Copy each line that contains the string "ампутацію".
** begin Listing **
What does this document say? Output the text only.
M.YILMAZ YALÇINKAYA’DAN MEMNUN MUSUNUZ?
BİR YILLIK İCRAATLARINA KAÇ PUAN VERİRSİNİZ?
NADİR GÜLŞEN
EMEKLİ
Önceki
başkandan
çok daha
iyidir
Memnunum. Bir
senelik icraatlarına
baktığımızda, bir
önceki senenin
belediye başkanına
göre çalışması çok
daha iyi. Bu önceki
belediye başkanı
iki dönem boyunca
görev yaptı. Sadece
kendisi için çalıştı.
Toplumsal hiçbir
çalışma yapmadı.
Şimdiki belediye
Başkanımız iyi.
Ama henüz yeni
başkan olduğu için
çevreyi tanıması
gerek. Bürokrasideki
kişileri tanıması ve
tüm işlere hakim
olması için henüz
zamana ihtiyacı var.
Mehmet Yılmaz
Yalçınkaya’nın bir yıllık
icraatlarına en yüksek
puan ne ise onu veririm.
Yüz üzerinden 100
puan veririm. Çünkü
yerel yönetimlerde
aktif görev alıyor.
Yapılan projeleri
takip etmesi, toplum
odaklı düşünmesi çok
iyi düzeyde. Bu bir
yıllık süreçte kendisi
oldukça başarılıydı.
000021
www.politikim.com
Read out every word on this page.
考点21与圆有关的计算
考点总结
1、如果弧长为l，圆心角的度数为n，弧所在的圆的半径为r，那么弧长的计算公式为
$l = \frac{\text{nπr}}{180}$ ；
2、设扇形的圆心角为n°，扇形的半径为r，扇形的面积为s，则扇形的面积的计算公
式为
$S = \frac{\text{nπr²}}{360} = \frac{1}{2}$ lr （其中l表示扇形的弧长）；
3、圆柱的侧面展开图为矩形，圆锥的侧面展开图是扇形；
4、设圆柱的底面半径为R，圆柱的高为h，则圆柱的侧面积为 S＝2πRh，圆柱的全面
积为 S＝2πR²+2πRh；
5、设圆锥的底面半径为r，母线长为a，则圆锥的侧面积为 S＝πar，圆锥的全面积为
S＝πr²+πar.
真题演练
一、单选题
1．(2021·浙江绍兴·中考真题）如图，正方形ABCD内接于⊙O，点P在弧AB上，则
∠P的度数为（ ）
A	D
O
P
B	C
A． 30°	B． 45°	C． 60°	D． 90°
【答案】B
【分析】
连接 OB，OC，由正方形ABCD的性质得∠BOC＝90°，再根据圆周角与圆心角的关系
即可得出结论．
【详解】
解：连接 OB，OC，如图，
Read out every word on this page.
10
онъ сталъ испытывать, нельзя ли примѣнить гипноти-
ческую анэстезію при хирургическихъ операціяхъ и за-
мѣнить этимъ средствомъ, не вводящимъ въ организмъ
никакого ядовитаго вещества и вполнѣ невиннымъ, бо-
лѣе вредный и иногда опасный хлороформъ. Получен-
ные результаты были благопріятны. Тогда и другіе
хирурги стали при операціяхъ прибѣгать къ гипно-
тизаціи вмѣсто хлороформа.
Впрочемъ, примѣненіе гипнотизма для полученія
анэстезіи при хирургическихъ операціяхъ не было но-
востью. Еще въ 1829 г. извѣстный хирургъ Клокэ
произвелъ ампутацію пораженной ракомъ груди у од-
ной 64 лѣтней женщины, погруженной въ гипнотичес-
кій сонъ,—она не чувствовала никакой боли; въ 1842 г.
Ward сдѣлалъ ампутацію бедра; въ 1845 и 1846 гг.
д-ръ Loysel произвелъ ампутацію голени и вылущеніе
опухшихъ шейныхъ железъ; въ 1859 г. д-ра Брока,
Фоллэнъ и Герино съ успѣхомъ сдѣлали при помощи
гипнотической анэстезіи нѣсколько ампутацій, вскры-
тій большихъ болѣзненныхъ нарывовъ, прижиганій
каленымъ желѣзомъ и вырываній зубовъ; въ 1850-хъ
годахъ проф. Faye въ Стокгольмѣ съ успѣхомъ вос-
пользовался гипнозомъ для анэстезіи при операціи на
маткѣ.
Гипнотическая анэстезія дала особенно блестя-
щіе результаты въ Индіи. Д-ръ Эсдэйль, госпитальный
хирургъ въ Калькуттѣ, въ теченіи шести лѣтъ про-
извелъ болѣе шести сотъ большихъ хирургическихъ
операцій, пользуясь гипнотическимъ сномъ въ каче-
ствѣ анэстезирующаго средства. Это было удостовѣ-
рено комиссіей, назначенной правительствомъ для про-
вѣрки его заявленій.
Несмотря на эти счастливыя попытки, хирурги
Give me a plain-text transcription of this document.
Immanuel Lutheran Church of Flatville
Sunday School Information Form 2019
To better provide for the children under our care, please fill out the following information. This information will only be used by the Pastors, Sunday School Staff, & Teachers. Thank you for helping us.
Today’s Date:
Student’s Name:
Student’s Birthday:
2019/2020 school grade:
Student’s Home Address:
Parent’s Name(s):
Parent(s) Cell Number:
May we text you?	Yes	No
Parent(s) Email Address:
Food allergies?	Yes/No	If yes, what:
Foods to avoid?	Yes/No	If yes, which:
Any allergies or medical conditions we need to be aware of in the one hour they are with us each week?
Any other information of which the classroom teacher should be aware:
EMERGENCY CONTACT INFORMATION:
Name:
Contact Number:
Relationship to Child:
** end Listing **
* [Response below]:
произвелъ ампутацію пораженной ракомъ груди у од-
Ward сдѣлалъ ампутацію бедра; въ 1845 и 1846 гг.
д-ръ Loysel произвелъ ампутацію голени и вылущеніе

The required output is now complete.